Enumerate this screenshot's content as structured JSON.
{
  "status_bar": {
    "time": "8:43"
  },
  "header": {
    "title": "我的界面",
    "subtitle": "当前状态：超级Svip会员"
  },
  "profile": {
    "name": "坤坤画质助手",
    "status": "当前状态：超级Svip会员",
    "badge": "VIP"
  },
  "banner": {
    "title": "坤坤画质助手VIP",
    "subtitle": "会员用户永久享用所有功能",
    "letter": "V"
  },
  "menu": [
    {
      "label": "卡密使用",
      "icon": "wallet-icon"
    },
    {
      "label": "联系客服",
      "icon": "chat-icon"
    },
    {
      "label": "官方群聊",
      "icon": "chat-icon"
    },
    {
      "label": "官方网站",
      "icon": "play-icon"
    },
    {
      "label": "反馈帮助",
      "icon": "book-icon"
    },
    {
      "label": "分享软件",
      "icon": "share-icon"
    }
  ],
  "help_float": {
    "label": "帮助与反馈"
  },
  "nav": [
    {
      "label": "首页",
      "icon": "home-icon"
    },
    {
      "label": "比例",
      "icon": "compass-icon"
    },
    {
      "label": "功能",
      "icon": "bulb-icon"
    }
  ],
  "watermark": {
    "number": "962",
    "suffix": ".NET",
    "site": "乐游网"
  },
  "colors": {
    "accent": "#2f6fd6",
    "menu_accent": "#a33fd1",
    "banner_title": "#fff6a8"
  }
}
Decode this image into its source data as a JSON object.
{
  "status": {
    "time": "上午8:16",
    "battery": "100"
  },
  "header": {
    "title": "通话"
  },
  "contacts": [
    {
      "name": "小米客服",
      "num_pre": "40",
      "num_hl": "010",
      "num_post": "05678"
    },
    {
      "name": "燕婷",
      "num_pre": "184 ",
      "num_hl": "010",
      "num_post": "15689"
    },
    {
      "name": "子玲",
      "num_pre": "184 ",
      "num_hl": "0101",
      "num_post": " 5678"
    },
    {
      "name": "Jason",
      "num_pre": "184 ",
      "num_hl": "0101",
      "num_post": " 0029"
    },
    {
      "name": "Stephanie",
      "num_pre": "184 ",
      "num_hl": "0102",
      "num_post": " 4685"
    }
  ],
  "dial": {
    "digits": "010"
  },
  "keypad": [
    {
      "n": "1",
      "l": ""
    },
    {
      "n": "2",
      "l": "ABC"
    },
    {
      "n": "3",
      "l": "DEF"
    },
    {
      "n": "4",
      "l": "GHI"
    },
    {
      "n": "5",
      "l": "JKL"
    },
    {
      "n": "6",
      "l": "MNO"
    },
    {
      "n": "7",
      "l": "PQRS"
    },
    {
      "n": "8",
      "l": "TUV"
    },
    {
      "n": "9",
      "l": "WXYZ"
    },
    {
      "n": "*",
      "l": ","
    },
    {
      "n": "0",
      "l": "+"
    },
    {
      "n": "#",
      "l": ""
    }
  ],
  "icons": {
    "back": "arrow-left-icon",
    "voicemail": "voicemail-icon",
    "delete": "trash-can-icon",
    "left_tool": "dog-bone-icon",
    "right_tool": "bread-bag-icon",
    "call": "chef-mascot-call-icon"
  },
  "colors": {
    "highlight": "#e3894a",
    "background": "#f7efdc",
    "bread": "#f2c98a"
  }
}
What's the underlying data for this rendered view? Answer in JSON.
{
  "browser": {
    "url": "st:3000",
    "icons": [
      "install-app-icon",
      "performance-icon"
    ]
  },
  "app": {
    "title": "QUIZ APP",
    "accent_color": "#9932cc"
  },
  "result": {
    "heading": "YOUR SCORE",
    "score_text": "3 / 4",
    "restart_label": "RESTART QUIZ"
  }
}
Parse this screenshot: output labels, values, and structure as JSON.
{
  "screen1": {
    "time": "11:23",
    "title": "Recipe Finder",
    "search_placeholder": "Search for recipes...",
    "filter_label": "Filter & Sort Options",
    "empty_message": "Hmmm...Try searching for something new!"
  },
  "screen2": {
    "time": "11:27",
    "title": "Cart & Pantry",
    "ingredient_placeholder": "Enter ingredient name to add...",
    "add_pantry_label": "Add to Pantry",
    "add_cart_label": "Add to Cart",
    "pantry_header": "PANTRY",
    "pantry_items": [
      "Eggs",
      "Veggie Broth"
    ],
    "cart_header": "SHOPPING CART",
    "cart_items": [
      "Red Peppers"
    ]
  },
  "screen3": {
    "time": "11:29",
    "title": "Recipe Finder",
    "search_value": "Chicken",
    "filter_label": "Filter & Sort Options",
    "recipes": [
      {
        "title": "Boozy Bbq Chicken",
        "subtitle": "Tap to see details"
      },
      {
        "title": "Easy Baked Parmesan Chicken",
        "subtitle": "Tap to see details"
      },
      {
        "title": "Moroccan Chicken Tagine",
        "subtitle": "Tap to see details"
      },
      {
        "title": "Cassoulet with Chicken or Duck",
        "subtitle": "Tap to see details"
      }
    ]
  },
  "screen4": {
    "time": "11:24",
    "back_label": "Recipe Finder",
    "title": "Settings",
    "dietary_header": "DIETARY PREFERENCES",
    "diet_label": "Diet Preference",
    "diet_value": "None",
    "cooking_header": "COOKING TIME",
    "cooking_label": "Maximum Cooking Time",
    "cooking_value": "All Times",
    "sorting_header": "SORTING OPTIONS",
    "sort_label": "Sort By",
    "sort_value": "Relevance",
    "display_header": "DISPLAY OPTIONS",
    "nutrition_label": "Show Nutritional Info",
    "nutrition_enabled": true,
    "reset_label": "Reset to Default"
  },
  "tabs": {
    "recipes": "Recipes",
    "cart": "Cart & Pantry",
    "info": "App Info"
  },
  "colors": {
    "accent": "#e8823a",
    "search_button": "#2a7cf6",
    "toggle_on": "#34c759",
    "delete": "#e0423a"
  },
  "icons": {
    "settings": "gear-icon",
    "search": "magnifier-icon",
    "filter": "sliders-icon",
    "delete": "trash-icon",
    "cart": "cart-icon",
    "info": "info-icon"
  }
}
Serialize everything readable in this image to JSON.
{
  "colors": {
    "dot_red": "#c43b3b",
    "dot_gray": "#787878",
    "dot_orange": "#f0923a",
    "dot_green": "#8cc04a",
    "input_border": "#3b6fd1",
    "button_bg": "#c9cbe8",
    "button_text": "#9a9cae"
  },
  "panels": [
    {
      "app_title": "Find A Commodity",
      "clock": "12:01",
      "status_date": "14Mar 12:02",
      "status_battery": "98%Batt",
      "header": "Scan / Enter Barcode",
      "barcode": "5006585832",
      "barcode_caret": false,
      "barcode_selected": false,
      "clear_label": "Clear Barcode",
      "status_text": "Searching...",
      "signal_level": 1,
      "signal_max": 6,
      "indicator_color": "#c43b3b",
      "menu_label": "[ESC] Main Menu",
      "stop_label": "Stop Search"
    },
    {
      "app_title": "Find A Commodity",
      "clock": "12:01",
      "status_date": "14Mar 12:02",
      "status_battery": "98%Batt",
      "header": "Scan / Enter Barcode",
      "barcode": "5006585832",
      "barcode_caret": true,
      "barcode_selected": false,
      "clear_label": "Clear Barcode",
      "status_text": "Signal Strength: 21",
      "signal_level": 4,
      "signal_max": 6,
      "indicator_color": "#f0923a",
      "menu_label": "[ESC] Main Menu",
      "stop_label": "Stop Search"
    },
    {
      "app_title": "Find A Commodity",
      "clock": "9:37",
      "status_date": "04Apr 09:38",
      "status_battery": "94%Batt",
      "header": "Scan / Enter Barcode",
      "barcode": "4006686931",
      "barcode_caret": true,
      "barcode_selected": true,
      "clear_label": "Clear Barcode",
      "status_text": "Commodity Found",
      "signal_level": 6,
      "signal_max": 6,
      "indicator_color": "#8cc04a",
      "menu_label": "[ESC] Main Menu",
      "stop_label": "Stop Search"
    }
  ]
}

□ □ □ □ □

_What the task asks:_ Can you restate every record above word for word?

_Complete response:_
Enumerate this screenshot's content as structured JSON.
{
  "status_bar": {
    "time": "8:43"
  },
  "header": {
    "title": "我的界面",
    "subtitle": "当前状态：超级Svip会员"
  },
  "profile": {
    "name": "坤坤画质助手",
    "status": "当前状态：超级Svip会员",
    "badge": "VIP"
  },
  "banner": {
    "title": "坤坤画质助手VIP",
    "subtitle": "会员用户永久享用所有功能",
    "letter": "V"
  },
  "menu": [
    {
      "label": "卡密使用",
      "icon": "wallet-icon"
    },
    {
      "label": "联系客服",
      "icon": "chat-icon"
    },
    {
      "label": "官方群聊",
      "icon": "chat-icon"
    },
    {
      "label": "官方网站",
      "icon": "play-icon"
    },
    {
      "label": "反馈帮助",
      "icon": "book-icon"
    },
    {
      "label": "分享软件",
      "icon": "share-icon"
    }
  ],
  "help_float": {
    "label": "帮助与反馈"
  },
  "nav": [
    {
      "label": "首页",
      "icon": "home-icon"
    },
    {
      "label": "比例",
      "icon": "compass-icon"
    },
    {
      "label": "功能",
      "icon": "bulb-icon"
    }
  ],
  "watermark": {
    "number": "962",
    "suffix": ".NET",
    "site": "乐游网"
  },
  "colors": {
    "accent": "#2f6fd6",
    "menu_accent": "#a33fd1",
    "banner_title": "#fff6a8"
  }
}
Decode this image into its source data as a JSON object.
{
  "status": {
    "time": "上午8:16",
    "battery": "100"
  },
  "header": {
    "title": "通话"
  },
  "contacts": [
    {
      "name": "小米客服",
      "num_pre": "40",
      "num_hl": "010",
      "num_post": "05678"
    },
    {
      "name": "燕婷",
      "num_pre": "184 ",
      "num_hl": "010",
      "num_post": "15689"
    },
    {
      "name": "子玲",
      "num_pre": "184 ",
      "num_hl": "0101",
      "num_post": " 5678"
    },
    {
      "name": "Jason",
      "num_pre": "184 ",
      "num_hl": "0101",
      "num_post": " 0029"
    },
    {
      "name": "Stephanie",
      "num_pre": "184 ",
      "num_hl": "0102",
      "num_post": " 4685"
    }
  ],
  "dial": {
    "digits": "010"
  },
  "keypad": [
    {
      "n": "1",
      "l": ""
    },
    {
      "n": "2",
      "l": "ABC"
    },
    {
      "n": "3",
      "l": "DEF"
    },
    {
      "n": "4",
      "l": "GHI"
    },
    {
      "n": "5",
      "l": "JKL"
    },
    {
      "n": "6",
      "l": "MNO"
    },
    {
      "n": "7",
      "l": "PQRS"
    },
    {
      "n": "8",
      "l": "TUV"
    },
    {
      "n": "9",
      "l": "WXYZ"
    },
    {
      "n": "*",
      "l": ","
    },
    {
      "n": "0",
      "l": "+"
    },
    {
      "n": "#",
      "l": ""
    }
  ],
  "icons": {
    "back": "arrow-left-icon",
    "voicemail": "voicemail-icon",
    "delete": "trash-can-icon",
    "left_tool": "dog-bone-icon",
    "right_tool": "bread-bag-icon",
    "call": "chef-mascot-call-icon"
  },
  "colors": {
    "highlight": "#e3894a",
    "background": "#f7efdc",
    "bread": "#f2c98a"
  }
}
What's the underlying data for this rendered view? Answer in JSON.
{
  "browser": {
    "url": "st:3000",
    "icons": [
      "install-app-icon",
      "performance-icon"
    ]
  },
  "app": {
    "title": "QUIZ APP",
    "accent_color": "#9932cc"
  },
  "result": {
    "heading": "YOUR SCORE",
    "score_text": "3 / 4",
    "restart_label": "RESTART QUIZ"
  }
}
Parse this screenshot: output labels, values, and structure as JSON.
{
  "screen1": {
    "time": "11:23",
    "title": "Recipe Finder",
    "search_placeholder": "Search for recipes...",
    "filter_label": "Filter & Sort Options",
    "empty_message": "Hmmm...Try searching for something new!"
  },
  "screen2": {
    "time": "11:27",
    "title": "Cart & Pantry",
    "ingredient_placeholder": "Enter ingredient name to add...",
    "add_pantry_label": "Add to Pantry",
    "add_cart_label": "Add to Cart",
    "pantry_header": "PANTRY",
    "pantry_items": [
      "Eggs",
      "Veggie Broth"
    ],
    "cart_header": "SHOPPING CART",
    "cart_items": [
      "Red Peppers"
    ]
  },
  "screen3": {
    "time": "11:29",
    "title": "Recipe Finder",
    "search_value": "Chicken",
    "filter_label": "Filter & Sort Options",
    "recipes": [
      {
        "title": "Boozy Bbq Chicken",
        "subtitle": "Tap to see details"
      },
      {
        "title": "Easy Baked Parmesan Chicken",
        "subtitle": "Tap to see details"
      },
      {
        "title": "Moroccan Chicken Tagine",
        "subtitle": "Tap to see details"
      },
      {
        "title": "Cassoulet with Chicken or Duck",
        "subtitle": "Tap to see details"
      }
    ]
  },
  "screen4": {
    "time": "11:24",
    "back_label": "Recipe Finder",
    "title": "Settings",
    "dietary_header": "DIETARY PREFERENCES",
    "diet_label": "Diet Preference",
    "diet_value": "None",
    "cooking_header": "COOKING TIME",
    "cooking_label": "Maximum Cooking Time",
    "cooking_value": "All Times",
    "sorting_header": "SORTING OPTIONS",
    "sort_label": "Sort By",
    "sort_value": "Relevance",
    "display_header": "DISPLAY OPTIONS",
    "nutrition_label": "Show Nutritional Info",
    "nutrition_enabled": true,
    "reset_label": "Reset to Default"
  },
  "tabs": {
    "recipes": "Recipes",
    "cart": "Cart & Pantry",
    "info": "App Info"
  },
  "colors": {
    "accent": "#e8823a",
    "search_button": "#2a7cf6",
    "toggle_on": "#34c759",
    "delete": "#e0423a"
  },
  "icons": {
    "settings": "gear-icon",
    "search": "magnifier-icon",
    "filter": "sliders-icon",
    "delete": "trash-icon",
    "cart": "cart-icon",
    "info": "info-icon"
  }
}
Serialize everything readable in this image to JSON.
{
  "colors": {
    "dot_red": "#c43b3b",
    "dot_gray": "#787878",
    "dot_orange": "#f0923a",
    "dot_green": "#8cc04a",
    "input_border": "#3b6fd1",
    "button_bg": "#c9cbe8",
    "button_text": "#9a9cae"
  },
  "panels": [
    {
      "app_title": "Find A Commodity",
      "clock": "12:01",
      "status_date": "14Mar 12:02",
      "status_battery": "98%Batt",
      "header": "Scan / Enter Barcode",
      "barcode": "5006585832",
      "barcode_caret": false,
      "barcode_selected": false,
      "clear_label": "Clear Barcode",
      "status_text": "Searching...",
      "signal_level": 1,
      "signal_max": 6,
      "indicator_color": "#c43b3b",
      "menu_label": "[ESC] Main Menu",
      "stop_label": "Stop Search"
    },
    {
      "app_title": "Find A Commodity",
      "clock": "12:01",
      "status_date": "14Mar 12:02",
      "status_battery": "98%Batt",
      "header": "Scan / Enter Barcode",
      "barcode": "5006585832",
      "barcode_caret": true,
      "barcode_selected": false,
      "clear_label": "Clear Barcode",
      "status_text": "Signal Strength: 21",
      "signal_level": 4,
      "signal_max": 6,
      "indicator_color": "#f0923a",
      "menu_label": "[ESC] Main Menu",
      "stop_label": "Stop Search"
    },
    {
      "app_title": "Find A Commodity",
      "clock": "9:37",
      "status_date": "04Apr 09:38",
      "status_battery": "94%Batt",
      "header": "Scan / Enter Barcode",
      "barcode": "4006686931",
      "barcode_caret": true,
      "barcode_selected": true,
      "clear_label": "Clear Barcode",
      "status_text": "Commodity Found",
      "signal_level": 6,
      "signal_max": 6,
      "indicator_color": "#8cc04a",
      "menu_label": "[ESC] Main Menu",
      "stop_label": "Stop Search"
    }
  ]
}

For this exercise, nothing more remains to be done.